[Records from a collection of figures]
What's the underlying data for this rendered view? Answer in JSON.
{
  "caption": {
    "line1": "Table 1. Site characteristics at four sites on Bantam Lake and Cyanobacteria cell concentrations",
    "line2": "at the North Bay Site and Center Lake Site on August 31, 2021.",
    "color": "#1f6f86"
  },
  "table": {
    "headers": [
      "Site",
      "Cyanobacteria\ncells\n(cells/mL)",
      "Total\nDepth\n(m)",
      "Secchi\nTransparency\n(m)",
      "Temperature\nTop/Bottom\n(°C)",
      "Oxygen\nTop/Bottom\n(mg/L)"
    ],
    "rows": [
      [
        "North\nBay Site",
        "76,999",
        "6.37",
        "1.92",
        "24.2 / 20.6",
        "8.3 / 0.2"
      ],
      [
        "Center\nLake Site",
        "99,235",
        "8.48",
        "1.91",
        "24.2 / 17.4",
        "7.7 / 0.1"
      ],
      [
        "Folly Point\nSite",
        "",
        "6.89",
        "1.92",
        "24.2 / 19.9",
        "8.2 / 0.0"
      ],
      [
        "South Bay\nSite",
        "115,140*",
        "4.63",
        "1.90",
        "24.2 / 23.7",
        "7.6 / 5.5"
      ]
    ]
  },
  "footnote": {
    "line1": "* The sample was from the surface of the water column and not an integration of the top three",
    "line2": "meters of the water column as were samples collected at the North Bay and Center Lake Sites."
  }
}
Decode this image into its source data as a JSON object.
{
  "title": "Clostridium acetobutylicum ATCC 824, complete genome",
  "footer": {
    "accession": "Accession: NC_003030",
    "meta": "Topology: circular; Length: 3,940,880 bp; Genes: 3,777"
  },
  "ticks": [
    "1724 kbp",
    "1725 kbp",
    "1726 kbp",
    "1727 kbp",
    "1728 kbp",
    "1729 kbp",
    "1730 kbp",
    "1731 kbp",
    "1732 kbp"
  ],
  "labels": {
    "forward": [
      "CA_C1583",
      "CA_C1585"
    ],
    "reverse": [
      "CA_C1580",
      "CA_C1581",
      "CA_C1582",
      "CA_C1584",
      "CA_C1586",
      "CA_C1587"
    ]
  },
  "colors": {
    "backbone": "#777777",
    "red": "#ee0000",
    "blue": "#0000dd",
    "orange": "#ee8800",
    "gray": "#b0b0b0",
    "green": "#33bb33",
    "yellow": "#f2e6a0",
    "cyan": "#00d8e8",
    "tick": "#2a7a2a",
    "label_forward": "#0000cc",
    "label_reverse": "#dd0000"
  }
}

▸ Problem to work on
Scan the entries above. Copy each line that has the string "Center".

▸ Task solution
    "line2": "at the North Bay Site and Center Lake Site on August 31, 2021.",
        "Center\nLake Site",
    "line2": "meters of the water column as were samples collected at the North Bay and Center Lake Sites."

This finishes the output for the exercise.